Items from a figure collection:
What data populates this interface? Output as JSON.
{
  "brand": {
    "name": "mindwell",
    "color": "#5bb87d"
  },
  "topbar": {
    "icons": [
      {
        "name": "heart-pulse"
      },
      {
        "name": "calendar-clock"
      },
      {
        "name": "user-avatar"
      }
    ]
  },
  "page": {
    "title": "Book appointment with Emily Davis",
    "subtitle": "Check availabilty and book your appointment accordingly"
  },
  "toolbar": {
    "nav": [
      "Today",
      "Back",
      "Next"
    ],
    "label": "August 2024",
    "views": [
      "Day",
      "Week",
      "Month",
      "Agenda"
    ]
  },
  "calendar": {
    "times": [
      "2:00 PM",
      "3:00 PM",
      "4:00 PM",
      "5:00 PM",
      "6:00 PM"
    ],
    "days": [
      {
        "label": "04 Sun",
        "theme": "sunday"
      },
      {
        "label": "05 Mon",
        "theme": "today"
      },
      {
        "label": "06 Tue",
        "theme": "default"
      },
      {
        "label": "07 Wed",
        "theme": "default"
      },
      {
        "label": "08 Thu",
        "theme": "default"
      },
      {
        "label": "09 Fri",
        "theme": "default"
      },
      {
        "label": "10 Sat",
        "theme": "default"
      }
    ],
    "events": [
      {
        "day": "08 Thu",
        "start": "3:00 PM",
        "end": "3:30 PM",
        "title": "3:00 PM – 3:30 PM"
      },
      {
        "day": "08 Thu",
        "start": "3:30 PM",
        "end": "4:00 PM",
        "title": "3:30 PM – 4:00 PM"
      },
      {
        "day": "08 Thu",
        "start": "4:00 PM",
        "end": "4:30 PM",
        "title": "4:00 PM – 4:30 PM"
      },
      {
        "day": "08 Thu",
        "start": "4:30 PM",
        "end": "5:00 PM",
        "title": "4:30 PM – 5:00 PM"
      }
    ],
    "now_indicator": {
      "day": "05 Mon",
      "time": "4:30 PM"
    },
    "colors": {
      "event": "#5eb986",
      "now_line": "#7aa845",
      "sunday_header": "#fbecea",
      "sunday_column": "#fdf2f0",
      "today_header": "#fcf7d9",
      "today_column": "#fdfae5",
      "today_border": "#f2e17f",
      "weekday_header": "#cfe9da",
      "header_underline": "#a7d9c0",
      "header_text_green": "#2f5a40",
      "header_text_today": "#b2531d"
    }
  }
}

Written instruction:
Output the listing above without altering a single character.

Result for this exercise:
What data populates this interface? Output as JSON.
{
  "brand": {
    "name": "mindwell",
    "color": "#5bb87d"
  },
  "topbar": {
    "icons": [
      {
        "name": "heart-pulse"
      },
      {
        "name": "calendar-clock"
      },
      {
        "name": "user-avatar"
      }
    ]
  },
  "page": {
    "title": "Book appointment with Emily Davis",
    "subtitle": "Check availabilty and book your appointment accordingly"
  },
  "toolbar": {
    "nav": [
      "Today",
      "Back",
      "Next"
    ],
    "label": "August 2024",
    "views": [
      "Day",
      "Week",
      "Month",
      "Agenda"
    ]
  },
  "calendar": {
    "times": [
      "2:00 PM",
      "3:00 PM",
      "4:00 PM",
      "5:00 PM",
      "6:00 PM"
    ],
    "days": [
      {
        "label": "04 Sun",
        "theme": "sunday"
      },
      {
        "label": "05 Mon",
        "theme": "today"
      },
      {
        "label": "06 Tue",
        "theme": "default"
      },
      {
        "label": "07 Wed",
        "theme": "default"
      },
      {
        "label": "08 Thu",
        "theme": "default"
      },
      {
        "label": "09 Fri",
        "theme": "default"
      },
      {
        "label": "10 Sat",
        "theme": "default"
      }
    ],
    "events": [
      {
        "day": "08 Thu",
        "start": "3:00 PM",
        "end": "3:30 PM",
        "title": "3:00 PM – 3:30 PM"
      },
      {
        "day": "08 Thu",
        "start": "3:30 PM",
        "end": "4:00 PM",
        "title": "3:30 PM – 4:00 PM"
      },
      {
        "day": "08 Thu",
        "start": "4:00 PM",
        "end": "4:30 PM",
        "title": "4:00 PM – 4:30 PM"
      },
      {
        "day": "08 Thu",
        "start": "4:30 PM",
        "end": "5:00 PM",
        "title": "4:30 PM – 5:00 PM"
      }
    ],
    "now_indicator": {
      "day": "05 Mon",
      "time": "4:30 PM"
    },
    "colors": {
      "event": "#5eb986",
      "now_line": "#7aa845",
      "sunday_header": "#fbecea",
      "sunday_column": "#fdf2f0",
      "today_header": "#fcf7d9",
      "today_column": "#fdfae5",
      "today_border": "#f2e17f",
      "weekday_header": "#cfe9da",
      "header_underline": "#a7d9c0",
      "header_text_green": "#2f5a40",
      "header_text_today": "#b2531d"
    }
  }
}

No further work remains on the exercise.